Osservo innanzitutto che, a mio avviso, le disposizioni sulla libera prestazione dei servizi non sono qui pertinenti. Va infatti tenuto conto del fatto che, come si è osservato più sopra, in concreto la SDRT all’1,5% è pagata non dal servizio di compensazione, che pure sarebbe tecnicamente il soggetto passivo dell’imposta, ma da chi introduce le azioni nel servizio stesso (in questo caso HSBC). Di conseguenza, in pratica il tributo in esame tocca solo in modo del tutto indiretto gli interessi dei prestatori di servizi, vale a dire i servizi di compensazione. Inoltre, il fatto che SICOVAM disponesse di uno stabile punto di riferimento nel territorio del Regno Unito, cioè Vidacos, sembra riconnettere la situazione su cui deve pronunciarsi il giudice nazionale, più che alla libera prestazione di servizi, alla libertà di stabilimento ( 15 ). Si può peraltro anche rilevare, a margine, che lo stesso primo ‘considerando’ della direttiva 69/335 richiama esplicitamente, delle libertà fondamentali, soltanto la libera circolazione dei capitali.

56.

Ritengo di conseguenza che l’esame della SDRT alla luce del diritto primario debba essere svolto facendo riferimento soltanto alla libertà di stabilimento e alla libera circolazione dei capitali. La Corte ha già avuto modo di esaminare in modo congiunto la compatibilità di disposizioni nazionali con entrambe le predette libertà ( 16 ).

57.

È vero che, secondo la giurisprudenza, l’acquisizione di quote di una società avente la propria sede sociale in un altro Stato membro, con la conseguenza di garantire agli acquirenti una sicura influenza sulle decisioni e sulla gestione della società, può rientrare nell’ambito applicativo delle disposizioni del Trattato relative alla libertà di stabilimento ( 17 ). Nel presente caso, tuttavia, l’eventuale restrizione alla libertà di stabilimento sarebbe una conseguenza diretta di ostacoli opposti alla libera circolazione dei capitali. Di conseguenza va innanzitutto esaminato il profilo della restrizione alla libera circolazione dei capitali: nel caso in cui sia accertata l’esistenza di un’incompatibilità con quest’ultima libertà fondamentale non sarà neppure necessario considerare il profilo relativo alla libertà di stabilimento ( 18 ).

58.

▶ _Compiti da svolgere_
(a) Risponda in base al brano sulla SDRT:
(i) Chi paga in concreto la SDRT all'1,5%?
(ii) Quale stabile punto di riferimento aveva SICOVAM nel territorio del Regno Unito?
(iii) Quale profilo va esaminato per primo, secondo il paragrafo che segue il numero 57?
(b) Stabilisca se ciascuna affermazione concorda con il brano sulla SDRT, indicando sì o no e citando le parole decisive del brano:
(i) Il servizio di compensazione sarebbe tecnicamente il soggetto passivo dell'imposta.
(ii) L'esame della SDRT alla luce del diritto primario deve riguardare anche la libera prestazione dei servizi.
(iii) Anche se è accertata un'incompatibilità con la libera circolazione dei capitali, occorre comunque esaminare il profilo della libertà di stabilimento.
(c) Prosegua il brano sulla SDRT dopo l'ultima frase riportata.
Per svolgere i compiti non occorre consultare i record.

▶ _Righe di dati_
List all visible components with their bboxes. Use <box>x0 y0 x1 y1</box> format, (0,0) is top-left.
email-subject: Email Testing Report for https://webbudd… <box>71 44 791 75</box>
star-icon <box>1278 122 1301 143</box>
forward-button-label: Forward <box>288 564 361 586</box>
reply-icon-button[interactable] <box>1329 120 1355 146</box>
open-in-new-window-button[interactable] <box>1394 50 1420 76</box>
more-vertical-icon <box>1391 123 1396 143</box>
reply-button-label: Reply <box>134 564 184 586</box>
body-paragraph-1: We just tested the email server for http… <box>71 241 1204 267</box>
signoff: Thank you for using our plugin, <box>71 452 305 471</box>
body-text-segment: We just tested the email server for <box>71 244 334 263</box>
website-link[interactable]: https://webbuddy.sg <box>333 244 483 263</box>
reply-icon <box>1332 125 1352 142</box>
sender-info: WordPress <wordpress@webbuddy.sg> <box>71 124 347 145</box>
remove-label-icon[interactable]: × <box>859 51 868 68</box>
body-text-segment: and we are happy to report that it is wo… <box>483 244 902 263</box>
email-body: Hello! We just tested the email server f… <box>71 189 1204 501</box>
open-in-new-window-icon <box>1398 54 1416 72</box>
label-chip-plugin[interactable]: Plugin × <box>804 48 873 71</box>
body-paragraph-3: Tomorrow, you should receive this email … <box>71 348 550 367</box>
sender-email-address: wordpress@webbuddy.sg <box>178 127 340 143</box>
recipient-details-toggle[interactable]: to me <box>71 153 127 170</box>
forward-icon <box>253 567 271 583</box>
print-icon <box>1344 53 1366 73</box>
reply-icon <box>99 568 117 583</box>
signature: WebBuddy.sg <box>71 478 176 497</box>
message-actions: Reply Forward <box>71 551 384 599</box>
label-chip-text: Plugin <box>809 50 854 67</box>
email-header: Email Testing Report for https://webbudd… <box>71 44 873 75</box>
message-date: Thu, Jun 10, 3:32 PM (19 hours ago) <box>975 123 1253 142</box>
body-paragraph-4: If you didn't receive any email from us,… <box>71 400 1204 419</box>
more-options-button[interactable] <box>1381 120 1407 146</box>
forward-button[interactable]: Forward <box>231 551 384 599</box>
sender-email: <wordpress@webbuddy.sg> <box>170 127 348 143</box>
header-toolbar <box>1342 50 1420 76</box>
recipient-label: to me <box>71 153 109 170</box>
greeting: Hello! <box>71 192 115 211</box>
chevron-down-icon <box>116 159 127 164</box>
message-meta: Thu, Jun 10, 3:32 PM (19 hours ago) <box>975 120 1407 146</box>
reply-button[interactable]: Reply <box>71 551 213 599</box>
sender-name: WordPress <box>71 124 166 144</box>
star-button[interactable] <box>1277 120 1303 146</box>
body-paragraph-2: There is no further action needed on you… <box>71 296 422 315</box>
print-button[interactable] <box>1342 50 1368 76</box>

▶ _Risposte_
(a)
(i) Chi introduce le azioni nel servizio di compensazione, in questo caso HSBC.
(ii) Vidacos.
(iii) Il profilo della restrizione alla libera circolazione dei capitali.

(b)
(i) Sì: «che pure sarebbe tecnicamente il soggetto passivo dell’imposta».
(ii) No: «debba essere svolto facendo riferimento soltanto alla libertà di stabilimento e alla libera circolazione dei capitali».
(iii) No: «non sarà neppure necessario considerare il profilo relativo alla libertà di stabilimento».

(c)
Non vi sono dubbi sul fatto che le operazioni finanziarie oggetto della causa principale rientrino, in via generale, nell’ambito applicativo della libera circolazione dei capitali. Come è noto, il Trattato non definisce i movimenti di capitale, ma la Corte ha spesso utilizzato, a titolo indicativo, la nomenclatura allegata alla direttiva 88/361 ( 19 ), nella quale indiscutibilmente rientrano le attività legate alla compravendita di azioni.

59.

Appare innegabile che la disciplina britannica in esame, e specificamente l’applicazione di una SDRT all’1,5% in occasione dell’introduzione di titoli azionari in un servizio di compensazione, costituisce una restrizione alla libera circolazione dei capitali che ricade, in linea di principio, nel divieto di cui all’art. 56 CE.

60.

In primo luogo, infatti, la Corte ha precisato che una normativa nazionale si pone in contrasto con l’art. 56 CE, senza bisogno di verificare se la stessa abbia natura discriminatoria, per il solo fatto di dissuadere gli investimenti provenienti da altri Stati membri ( 20 ). Inoltre, è stato altresì chiaramente stabilito che costituiscono restrizioni vietate non solo quelle che sono idonee a dissuadere i non residenti dal fare investimenti in uno Stato membro, ma anche quelle che possono dissuadere i residenti del detto Stato membro dal farne in altri Stati ( 21 ).

61.

Poiché, come chiaramente indicato nell’ordinanza di rinvio, i servizi di compensazione sono pressoché sconosciuti nel Regno Unito, ma assai diffusi nell’Europa continentale, e ivi in taluni casi detentori di un vero e proprio monopolio relativamente agli scambi di borsa, non vi sono dubbi sul fatto che la disciplina britannica in esame può scoraggiare la libera circolazione dei capitali.

2. Sulla possibilità di giustificare la restrizione

62.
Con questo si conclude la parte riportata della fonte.